-- Provided records --
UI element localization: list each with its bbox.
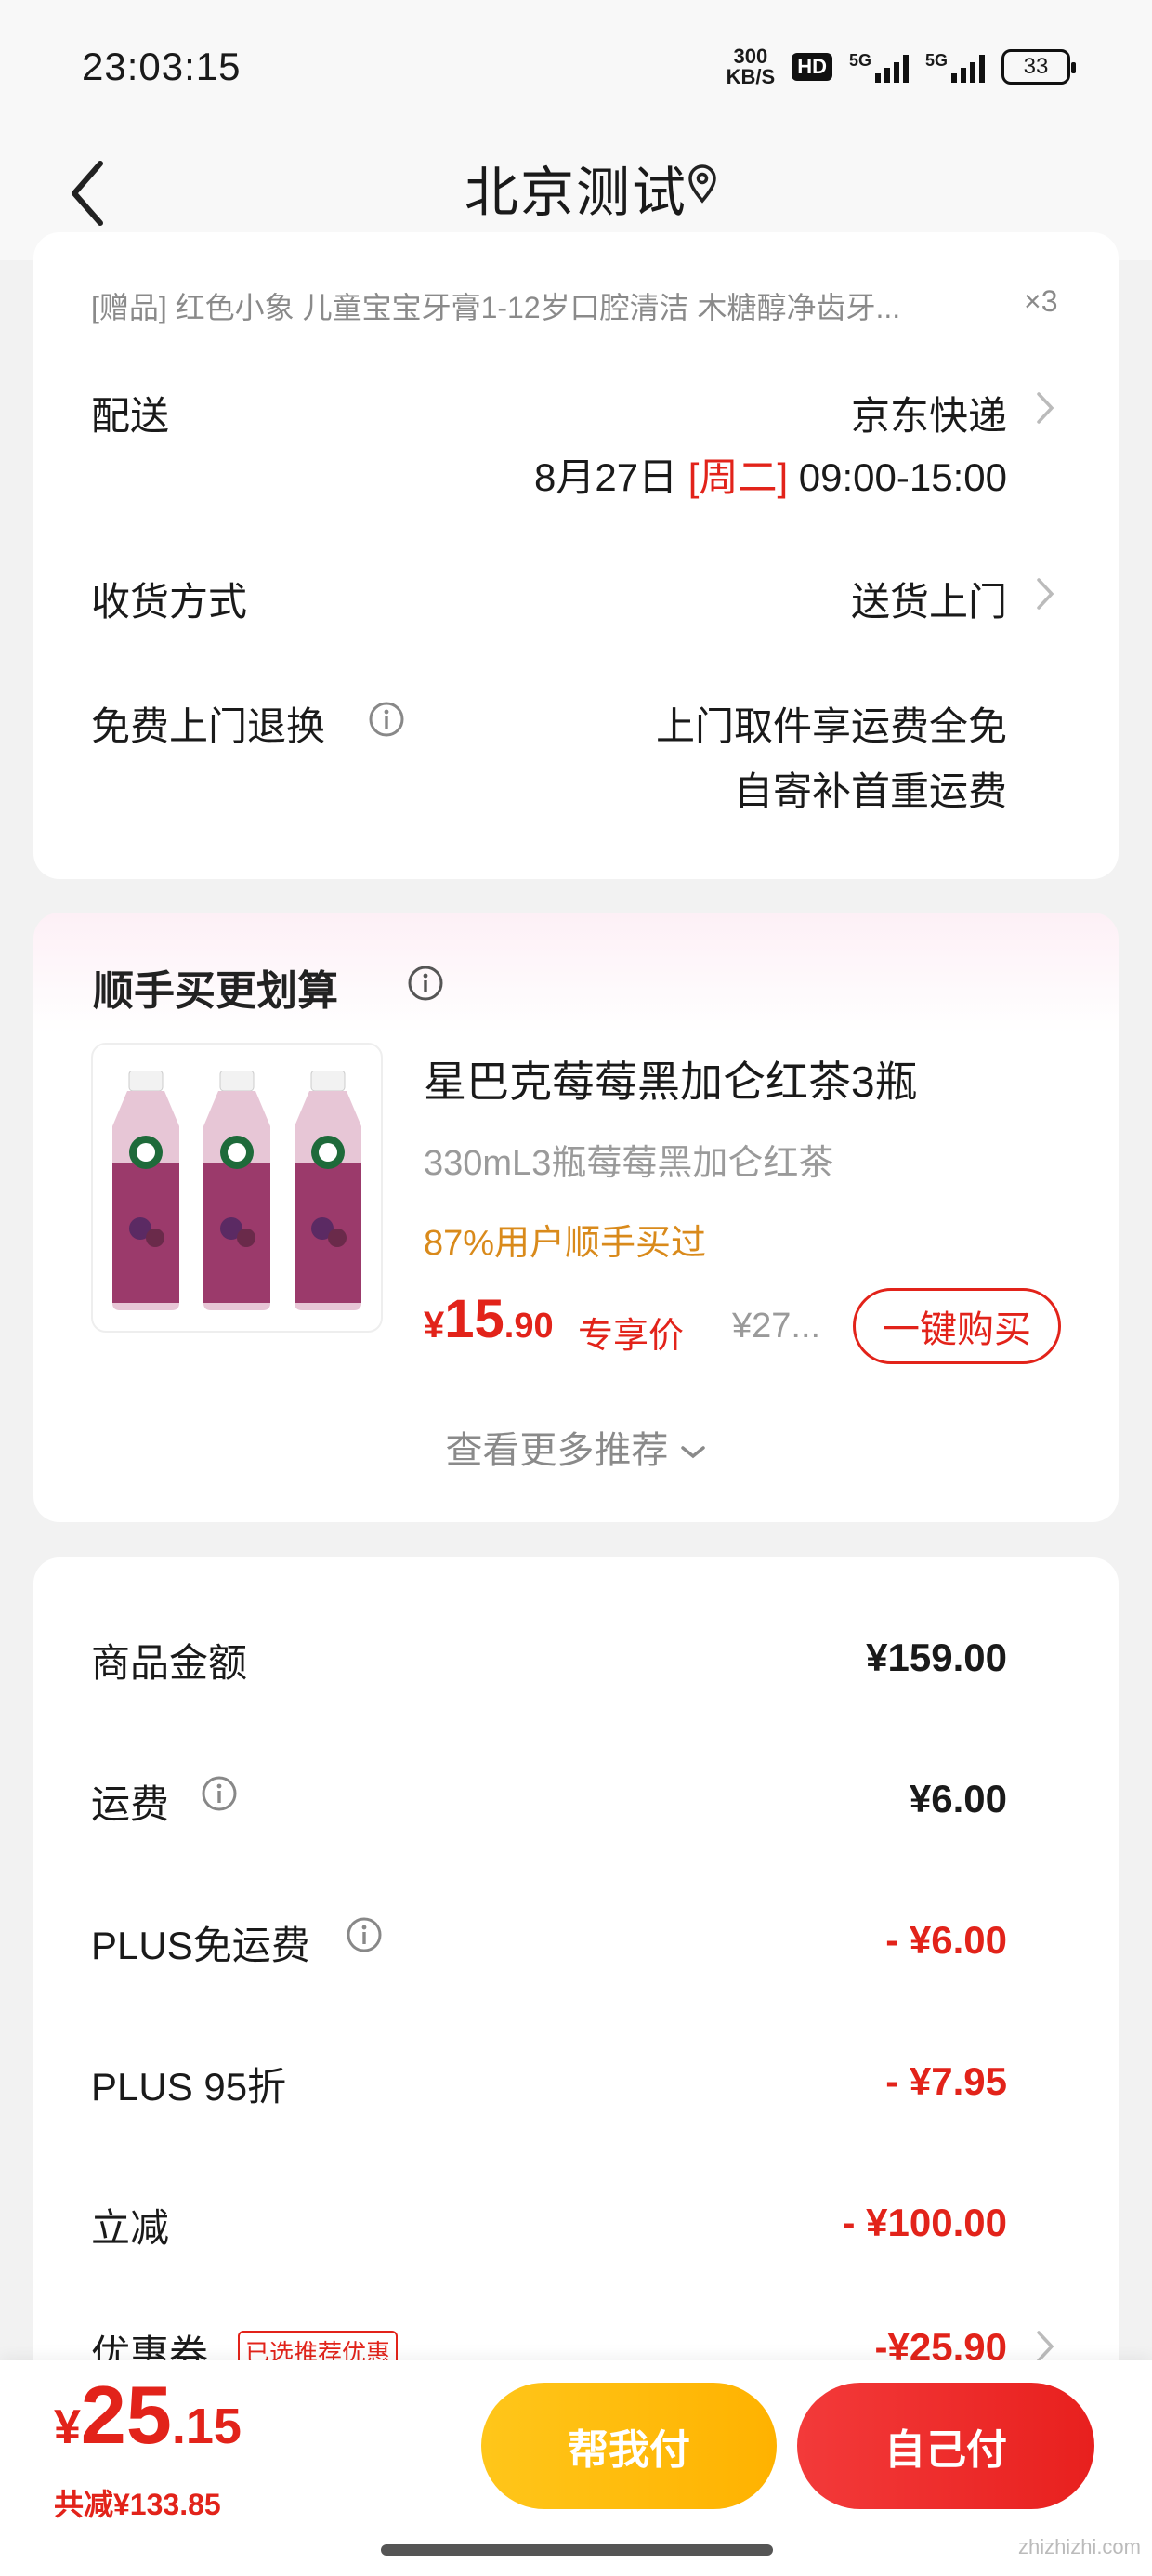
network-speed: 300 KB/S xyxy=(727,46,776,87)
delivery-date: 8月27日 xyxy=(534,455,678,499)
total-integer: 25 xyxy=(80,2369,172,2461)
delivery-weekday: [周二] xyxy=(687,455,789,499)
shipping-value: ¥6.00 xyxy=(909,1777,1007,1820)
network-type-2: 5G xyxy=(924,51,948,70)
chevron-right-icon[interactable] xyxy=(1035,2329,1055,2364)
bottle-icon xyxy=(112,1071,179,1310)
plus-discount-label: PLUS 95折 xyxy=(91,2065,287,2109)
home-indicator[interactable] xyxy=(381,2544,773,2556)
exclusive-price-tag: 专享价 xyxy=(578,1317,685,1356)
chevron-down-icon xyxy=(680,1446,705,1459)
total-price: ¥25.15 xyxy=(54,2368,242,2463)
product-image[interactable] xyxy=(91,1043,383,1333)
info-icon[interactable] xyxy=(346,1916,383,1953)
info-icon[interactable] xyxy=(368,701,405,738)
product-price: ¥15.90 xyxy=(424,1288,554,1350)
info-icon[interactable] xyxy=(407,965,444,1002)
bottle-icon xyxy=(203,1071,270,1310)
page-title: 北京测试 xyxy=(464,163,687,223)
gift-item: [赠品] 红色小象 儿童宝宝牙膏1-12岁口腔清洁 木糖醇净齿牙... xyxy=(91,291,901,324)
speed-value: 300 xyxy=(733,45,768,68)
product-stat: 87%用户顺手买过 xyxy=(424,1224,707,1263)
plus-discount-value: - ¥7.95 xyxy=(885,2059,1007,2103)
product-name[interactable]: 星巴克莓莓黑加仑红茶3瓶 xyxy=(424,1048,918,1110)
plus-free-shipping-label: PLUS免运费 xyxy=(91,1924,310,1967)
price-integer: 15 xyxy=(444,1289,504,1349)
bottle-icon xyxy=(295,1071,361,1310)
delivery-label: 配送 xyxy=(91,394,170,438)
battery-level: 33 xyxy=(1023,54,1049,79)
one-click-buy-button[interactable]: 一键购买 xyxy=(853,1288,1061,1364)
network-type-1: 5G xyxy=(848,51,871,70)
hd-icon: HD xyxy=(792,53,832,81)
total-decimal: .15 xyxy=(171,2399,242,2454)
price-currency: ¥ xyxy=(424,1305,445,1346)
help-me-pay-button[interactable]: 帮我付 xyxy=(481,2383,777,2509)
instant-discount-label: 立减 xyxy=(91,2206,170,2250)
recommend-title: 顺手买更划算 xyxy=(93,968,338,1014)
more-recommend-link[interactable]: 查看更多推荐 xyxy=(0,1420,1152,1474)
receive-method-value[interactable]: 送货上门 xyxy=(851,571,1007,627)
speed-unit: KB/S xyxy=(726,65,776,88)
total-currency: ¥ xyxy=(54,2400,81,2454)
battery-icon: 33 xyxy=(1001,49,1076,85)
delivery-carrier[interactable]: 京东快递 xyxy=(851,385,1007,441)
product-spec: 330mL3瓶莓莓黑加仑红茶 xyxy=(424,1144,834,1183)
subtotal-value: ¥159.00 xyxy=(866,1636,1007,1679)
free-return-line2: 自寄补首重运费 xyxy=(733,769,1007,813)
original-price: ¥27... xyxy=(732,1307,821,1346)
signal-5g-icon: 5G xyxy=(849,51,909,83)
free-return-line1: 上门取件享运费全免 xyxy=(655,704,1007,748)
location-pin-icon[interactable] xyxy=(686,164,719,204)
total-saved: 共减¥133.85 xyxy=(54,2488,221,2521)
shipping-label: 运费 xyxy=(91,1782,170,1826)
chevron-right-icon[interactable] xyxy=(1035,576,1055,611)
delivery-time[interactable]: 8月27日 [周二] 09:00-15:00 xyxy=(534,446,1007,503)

-- Do this --
Output the lines as a Markdown table with the columns Row and Line, starting with the line that contains "network-speed: 300 KB/S xyxy=(727,46,776,87)" and going on through the line that contains "bottle-icon xyxy=(295,1071,361,1310)", blank lines omitted.

-- Answer to this exercise --
| Row | Line |
|---|---|
| 1 | network-speed: 300 KB/S xyxy=(727,46,776,87) |
| 2 | delivery-date: 8月27日 xyxy=(534,455,678,499) |
| 3 | total-integer: 25 xyxy=(80,2369,172,2461) |
| 4 | delivery-weekday: [周二] xyxy=(687,455,789,499) |
| 5 | shipping-value: ¥6.00 xyxy=(909,1777,1007,1820) |
| 6 | network-type-2: 5G xyxy=(924,51,948,70) |
| 7 | chevron-right-icon[interactable] xyxy=(1035,2329,1055,2364) |
| 8 | bottle-icon xyxy=(112,1071,179,1310) |
| 9 | plus-discount-label: PLUS 95折 xyxy=(91,2065,287,2109) |
| 10 | home-indicator[interactable] xyxy=(381,2544,773,2556) |
| 11 | exclusive-price-tag: 专享价 xyxy=(578,1317,685,1356) |
| 12 | chevron-down-icon xyxy=(680,1446,705,1459) |
| 13 | total-price: ¥25.15 xyxy=(54,2368,242,2463) |
| 14 | product-image[interactable] xyxy=(91,1043,383,1333) |
| 15 | info-icon[interactable] xyxy=(346,1916,383,1953) |
| 16 | info-icon[interactable] xyxy=(368,701,405,738) |
| 17 | product-price: ¥15.90 xyxy=(424,1288,554,1350) |
| 18 | info-icon[interactable] xyxy=(407,965,444,1002) |
| 19 | bottle-icon xyxy=(203,1071,270,1310) |
| 20 | page-title: 北京测试 xyxy=(464,163,687,223) |
| 21 | gift-item: [赠品] 红色小象 儿童宝宝牙膏1-12岁口腔清洁 木糖醇净齿牙... xyxy=(91,291,901,324) |
| 22 | speed-value: 300 xyxy=(733,45,768,68) |
| 23 | product-stat: 87%用户顺手买过 xyxy=(424,1224,707,1263) |
| 24 | plus-discount-value: - ¥7.95 xyxy=(885,2059,1007,2103) |
| 25 | product-name[interactable]: 星巴克莓莓黑加仑红茶3瓶 xyxy=(424,1048,918,1110) |
| 26 | plus-free-shipping-label: PLUS免运费 xyxy=(91,1924,310,1967) |
| 27 | price-integer: 15 xyxy=(444,1289,504,1349) |
| 28 | bottle-icon xyxy=(295,1071,361,1310) |